DOCUMENT EXTRACT:
■ ■ ■ ■ ■ ■ ■

The SuperSonics had a lot of success in Seattle during their 41-year stint, making the playoffs 22 times, the NBA Finals three times and taking home one NBA Championship in 1979. The SuperSonics have maintained national relevance since their departure.
In a poll done by the Herald Net at the beginning of the year, 48 percent of responders said it was “very important” to bring the SuperSonics back to Seattle. In a Twitter poll done by a journalist at the same newspaper, 77 percent of respondents said that it was “very important” to bring the SuperSonics back. And, because the NHL is expanding to Seattle, the city is currently building a brand new $930 million stadium.
One of the primary reasons the team pulled out of Seattle in the first place was because the team wanted a new stadium, and the city refused to invest the money necessary to build one. All of this packaged together with Seattle’s rapid growth as a city, over 400,000 people have moved to the Seattle metro area since the SuperSonics left, which means if the NBA decides to expand, don’t be surprised if Seattle is the immediate favorite.

■ ■ ■ ■ ■ ■ ■

SUPPLIED RECORDS:
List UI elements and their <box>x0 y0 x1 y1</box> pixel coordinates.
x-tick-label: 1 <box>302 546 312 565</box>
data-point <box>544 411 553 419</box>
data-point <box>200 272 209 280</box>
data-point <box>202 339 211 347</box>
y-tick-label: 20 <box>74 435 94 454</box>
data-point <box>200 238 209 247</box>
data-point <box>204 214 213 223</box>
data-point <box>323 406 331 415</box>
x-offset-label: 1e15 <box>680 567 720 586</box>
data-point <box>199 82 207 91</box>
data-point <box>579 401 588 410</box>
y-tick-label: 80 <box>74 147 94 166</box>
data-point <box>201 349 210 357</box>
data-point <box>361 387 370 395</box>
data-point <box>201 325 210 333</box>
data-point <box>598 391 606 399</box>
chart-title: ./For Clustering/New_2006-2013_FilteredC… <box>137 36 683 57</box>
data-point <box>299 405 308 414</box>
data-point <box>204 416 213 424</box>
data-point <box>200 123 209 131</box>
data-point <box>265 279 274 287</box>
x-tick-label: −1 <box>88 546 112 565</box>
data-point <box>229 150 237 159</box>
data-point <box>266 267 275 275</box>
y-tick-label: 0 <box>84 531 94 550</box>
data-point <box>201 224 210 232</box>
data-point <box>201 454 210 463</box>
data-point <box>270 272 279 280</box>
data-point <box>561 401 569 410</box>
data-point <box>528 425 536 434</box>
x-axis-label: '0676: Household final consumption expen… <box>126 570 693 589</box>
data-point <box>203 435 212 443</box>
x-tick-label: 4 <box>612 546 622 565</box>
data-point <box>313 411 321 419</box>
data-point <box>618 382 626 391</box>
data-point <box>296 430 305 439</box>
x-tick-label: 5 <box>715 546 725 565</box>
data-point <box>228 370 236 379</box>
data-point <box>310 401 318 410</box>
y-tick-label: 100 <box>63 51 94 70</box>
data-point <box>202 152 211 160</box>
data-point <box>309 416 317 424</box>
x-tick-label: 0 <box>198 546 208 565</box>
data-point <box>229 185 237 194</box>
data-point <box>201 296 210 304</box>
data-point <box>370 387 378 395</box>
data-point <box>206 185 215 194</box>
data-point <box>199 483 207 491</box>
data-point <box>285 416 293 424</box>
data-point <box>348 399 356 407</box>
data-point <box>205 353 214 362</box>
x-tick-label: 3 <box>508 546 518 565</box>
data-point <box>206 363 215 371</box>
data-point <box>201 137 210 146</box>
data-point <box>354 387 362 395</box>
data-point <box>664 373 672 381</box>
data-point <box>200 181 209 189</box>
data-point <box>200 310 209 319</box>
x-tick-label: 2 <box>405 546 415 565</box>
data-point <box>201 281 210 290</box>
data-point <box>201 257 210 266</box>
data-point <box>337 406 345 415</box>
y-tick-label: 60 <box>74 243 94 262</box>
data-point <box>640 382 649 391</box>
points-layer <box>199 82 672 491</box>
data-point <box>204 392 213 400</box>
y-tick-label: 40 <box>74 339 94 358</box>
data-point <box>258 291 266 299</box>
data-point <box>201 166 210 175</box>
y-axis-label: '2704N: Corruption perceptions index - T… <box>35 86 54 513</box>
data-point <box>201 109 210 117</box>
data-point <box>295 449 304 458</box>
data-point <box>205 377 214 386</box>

■ ■ ■ ■ ■ ■ ■

TASK: Reproduce the full passage about the SuperSonics and Seattle word for word. The records aren't needed for any of this.

RESULT:
The SuperSonics had a lot of success in Seattle during their 41-year stint, making the playoffs 22 times, the NBA Finals three times and taking home one NBA Championship in 1979. The SuperSonics have maintained national relevance since their departure.
In a poll done by the Herald Net at the beginning of the year, 48 percent of responders said it was “very important” to bring the SuperSonics back to Seattle. In a Twitter poll done by a journalist at the same newspaper, 77 percent of respondents said that it was “very important” to bring the SuperSonics back. And, because the NHL is expanding to Seattle, the city is currently building a brand new $930 million stadium.
One of the primary reasons the team pulled out of Seattle in the first place was because the team wanted a new stadium, and the city refused to invest the money necessary to build one. All of this packaged together with Seattle’s rapid growth as a city, over 400,000 people have moved to the Seattle metro area since the SuperSonics left, which means if the NBA decides to expand, don’t be surprised if Seattle is the immediate favorite.